What to do >>
Quote every line as given.
----------------
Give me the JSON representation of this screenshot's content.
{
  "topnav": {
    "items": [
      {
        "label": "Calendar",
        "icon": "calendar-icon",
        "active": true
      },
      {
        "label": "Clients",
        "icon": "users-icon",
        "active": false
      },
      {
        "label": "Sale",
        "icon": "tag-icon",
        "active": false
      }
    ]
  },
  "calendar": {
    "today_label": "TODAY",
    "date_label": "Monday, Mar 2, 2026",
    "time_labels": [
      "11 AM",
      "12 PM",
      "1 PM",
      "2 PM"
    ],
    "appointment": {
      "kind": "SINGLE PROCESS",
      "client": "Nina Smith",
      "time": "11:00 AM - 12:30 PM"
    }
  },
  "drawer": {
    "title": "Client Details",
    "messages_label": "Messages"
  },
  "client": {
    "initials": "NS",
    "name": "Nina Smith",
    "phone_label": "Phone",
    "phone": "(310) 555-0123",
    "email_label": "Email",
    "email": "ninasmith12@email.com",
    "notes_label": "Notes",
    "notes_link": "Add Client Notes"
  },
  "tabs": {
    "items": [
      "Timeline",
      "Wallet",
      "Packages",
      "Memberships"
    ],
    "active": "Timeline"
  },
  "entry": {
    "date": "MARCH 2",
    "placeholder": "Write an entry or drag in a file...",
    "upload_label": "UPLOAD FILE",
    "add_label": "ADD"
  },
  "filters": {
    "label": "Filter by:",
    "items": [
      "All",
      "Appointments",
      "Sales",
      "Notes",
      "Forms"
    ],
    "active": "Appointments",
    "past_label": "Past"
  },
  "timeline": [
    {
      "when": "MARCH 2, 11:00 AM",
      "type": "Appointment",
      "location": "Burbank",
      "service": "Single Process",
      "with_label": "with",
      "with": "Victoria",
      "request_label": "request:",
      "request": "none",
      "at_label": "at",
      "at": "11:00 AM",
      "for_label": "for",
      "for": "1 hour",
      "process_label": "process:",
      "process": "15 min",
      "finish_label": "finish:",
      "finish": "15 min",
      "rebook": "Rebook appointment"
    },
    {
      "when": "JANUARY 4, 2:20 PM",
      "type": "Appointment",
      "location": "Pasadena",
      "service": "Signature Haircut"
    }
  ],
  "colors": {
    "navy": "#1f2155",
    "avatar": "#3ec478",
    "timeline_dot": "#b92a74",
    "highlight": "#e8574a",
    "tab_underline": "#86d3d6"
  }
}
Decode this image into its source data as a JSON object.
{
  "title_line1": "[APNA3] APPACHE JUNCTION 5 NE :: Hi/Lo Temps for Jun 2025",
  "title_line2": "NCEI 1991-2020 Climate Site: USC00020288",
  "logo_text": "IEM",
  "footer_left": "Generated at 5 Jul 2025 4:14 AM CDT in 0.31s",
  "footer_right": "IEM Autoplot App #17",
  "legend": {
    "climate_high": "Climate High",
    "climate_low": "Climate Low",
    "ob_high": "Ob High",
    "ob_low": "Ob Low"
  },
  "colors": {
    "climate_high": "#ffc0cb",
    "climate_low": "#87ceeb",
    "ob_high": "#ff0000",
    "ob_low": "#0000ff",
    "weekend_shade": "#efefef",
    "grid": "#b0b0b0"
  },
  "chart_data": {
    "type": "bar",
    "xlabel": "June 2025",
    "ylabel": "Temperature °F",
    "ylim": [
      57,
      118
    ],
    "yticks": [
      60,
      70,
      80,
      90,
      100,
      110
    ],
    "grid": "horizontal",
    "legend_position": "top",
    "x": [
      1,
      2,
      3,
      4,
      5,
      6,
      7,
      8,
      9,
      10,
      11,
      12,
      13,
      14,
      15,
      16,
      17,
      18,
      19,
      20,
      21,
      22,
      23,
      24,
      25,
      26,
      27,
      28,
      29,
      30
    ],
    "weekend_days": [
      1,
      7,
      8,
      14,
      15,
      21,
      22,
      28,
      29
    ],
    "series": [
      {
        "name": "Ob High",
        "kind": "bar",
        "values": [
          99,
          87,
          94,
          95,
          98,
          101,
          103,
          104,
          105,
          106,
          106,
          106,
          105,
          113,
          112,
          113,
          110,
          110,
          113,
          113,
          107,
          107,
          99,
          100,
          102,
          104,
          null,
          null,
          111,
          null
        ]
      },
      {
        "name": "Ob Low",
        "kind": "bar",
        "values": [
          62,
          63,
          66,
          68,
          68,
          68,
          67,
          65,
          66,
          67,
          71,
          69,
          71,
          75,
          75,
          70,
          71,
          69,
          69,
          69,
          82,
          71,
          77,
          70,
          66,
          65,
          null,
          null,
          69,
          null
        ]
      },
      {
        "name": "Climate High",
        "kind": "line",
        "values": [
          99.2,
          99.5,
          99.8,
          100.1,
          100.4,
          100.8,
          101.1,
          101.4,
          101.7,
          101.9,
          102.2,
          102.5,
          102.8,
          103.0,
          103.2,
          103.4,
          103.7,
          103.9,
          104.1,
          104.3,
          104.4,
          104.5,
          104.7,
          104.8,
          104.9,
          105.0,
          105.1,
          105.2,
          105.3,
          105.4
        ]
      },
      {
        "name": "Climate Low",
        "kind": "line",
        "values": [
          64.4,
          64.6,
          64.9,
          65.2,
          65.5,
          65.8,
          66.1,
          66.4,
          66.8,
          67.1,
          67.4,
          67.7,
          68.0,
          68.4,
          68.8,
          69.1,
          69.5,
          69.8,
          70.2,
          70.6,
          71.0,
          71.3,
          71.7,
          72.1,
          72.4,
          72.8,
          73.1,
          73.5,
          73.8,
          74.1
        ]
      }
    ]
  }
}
----------------
Reply to the exercise >>
Give me the JSON representation of this screenshot's content.
{
  "topnav": {
    "items": [
      {
        "label": "Calendar",
        "icon": "calendar-icon",
        "active": true
      },
      {
        "label": "Clients",
        "icon": "users-icon",
        "active": false
      },
      {
        "label": "Sale",
        "icon": "tag-icon",
        "active": false
      }
    ]
  },
  "calendar": {
    "today_label": "TODAY",
    "date_label": "Monday, Mar 2, 2026",
    "time_labels": [
      "11 AM",
      "12 PM",
      "1 PM",
      "2 PM"
    ],
    "appointment": {
      "kind": "SINGLE PROCESS",
      "client": "Nina Smith",
      "time": "11:00 AM - 12:30 PM"
    }
  },
  "drawer": {
    "title": "Client Details",
    "messages_label": "Messages"
  },
  "client": {
    "initials": "NS",
    "name": "Nina Smith",
    "phone_label": "Phone",
    "phone": "(310) 555-0123",
    "email_label": "Email",
    "email": "ninasmith12@email.com",
    "notes_label": "Notes",
    "notes_link": "Add Client Notes"
  },
  "tabs": {
    "items": [
      "Timeline",
      "Wallet",
      "Packages",
      "Memberships"
    ],
    "active": "Timeline"
  },
  "entry": {
    "date": "MARCH 2",
    "placeholder": "Write an entry or drag in a file...",
    "upload_label": "UPLOAD FILE",
    "add_label": "ADD"
  },
  "filters": {
    "label": "Filter by:",
    "items": [
      "All",
      "Appointments",
      "Sales",
      "Notes",
      "Forms"
    ],
    "active": "Appointments",
    "past_label": "Past"
  },
  "timeline": [
    {
      "when": "MARCH 2, 11:00 AM",
      "type": "Appointment",
      "location": "Burbank",
      "service": "Single Process",
      "with_label": "with",
      "with": "Victoria",
      "request_label": "request:",
      "request": "none",
      "at_label": "at",
      "at": "11:00 AM",
      "for_label": "for",
      "for": "1 hour",
      "process_label": "process:",
      "process": "15 min",
      "finish_label": "finish:",
      "finish": "15 min",
      "rebook": "Rebook appointment"
    },
    {
      "when": "JANUARY 4, 2:20 PM",
      "type": "Appointment",
      "location": "Pasadena",
      "service": "Signature Haircut"
    }
  ],
  "colors": {
    "navy": "#1f2155",
    "avatar": "#3ec478",
    "timeline_dot": "#b92a74",
    "highlight": "#e8574a",
    "tab_underline": "#86d3d6"
  }
}
Decode this image into its source data as a JSON object.
{
  "title_line1": "[APNA3] APPACHE JUNCTION 5 NE :: Hi/Lo Temps for Jun 2025",
  "title_line2": "NCEI 1991-2020 Climate Site: USC00020288",
  "logo_text": "IEM",
  "footer_left": "Generated at 5 Jul 2025 4:14 AM CDT in 0.31s",
  "footer_right": "IEM Autoplot App #17",
  "legend": {
    "climate_high": "Climate High",
    "climate_low": "Climate Low",
    "ob_high": "Ob High",
    "ob_low": "Ob Low"
  },
  "colors": {
    "climate_high": "#ffc0cb",
    "climate_low": "#87ceeb",
    "ob_high": "#ff0000",
    "ob_low": "#0000ff",
    "weekend_shade": "#efefef",
    "grid": "#b0b0b0"
  },
  "chart_data": {
    "type": "bar",
    "xlabel": "June 2025",
    "ylabel": "Temperature °F",
    "ylim": [
      57,
      118
    ],
    "yticks": [
      60,
      70,
      80,
      90,
      100,
      110
    ],
    "grid": "horizontal",
    "legend_position": "top",
    "x": [
      1,
      2,
      3,
      4,
      5,
      6,
      7,
      8,
      9,
      10,
      11,
      12,
      13,
      14,
      15,
      16,
      17,
      18,
      19,
      20,
      21,
      22,
      23,
      24,
      25,
      26,
      27,
      28,
      29,
      30
    ],
    "weekend_days": [
      1,
      7,
      8,
      14,
      15,
      21,
      22,
      28,
      29
    ],
    "series": [
      {
        "name": "Ob High",
        "kind": "bar",
        "values": [
          99,
          87,
          94,
          95,
          98,
          101,
          103,
          104,
          105,
          106,
          106,
          106,
          105,
          113,
          112,
          113,
          110,
          110,
          113,
          113,
          107,
          107,
          99,
          100,
          102,
          104,
          null,
          null,
          111,
          null
        ]
      },
      {
        "name": "Ob Low",
        "kind": "bar",
        "values": [
          62,
          63,
          66,
          68,
          68,
          68,
          67,
          65,
          66,
          67,
          71,
          69,
          71,
          75,
          75,
          70,
          71,
          69,
          69,
          69,
          82,
          71,
          77,
          70,
          66,
          65,
          null,
          null,
          69,
          null
        ]
      },
      {
        "name": "Climate High",
        "kind": "line",
        "values": [
          99.2,
          99.5,
          99.8,
          100.1,
          100.4,
          100.8,
          101.1,
          101.4,
          101.7,
          101.9,
          102.2,
          102.5,
          102.8,
          103.0,
          103.2,
          103.4,
          103.7,
          103.9,
          104.1,
          104.3,
          104.4,
          104.5,
          104.7,
          104.8,
          104.9,
          105.0,
          105.1,
          105.2,
          105.3,
          105.4
        ]
      },
      {
        "name": "Climate Low",
        "kind": "line",
        "values": [
          64.4,
          64.6,
          64.9,
          65.2,
          65.5,
          65.8,
          66.1,
          66.4,
          66.8,
          67.1,
          67.4,
          67.7,
          68.0,
          68.4,
          68.8,
          69.1,
          69.5,
          69.8,
          70.2,
          70.6,
          71.0,
          71.3,
          71.7,
          72.1,
          72.4,
          72.8,
          73.1,
          73.5,
          73.8,
          74.1
        ]
      }
    ]
  }
}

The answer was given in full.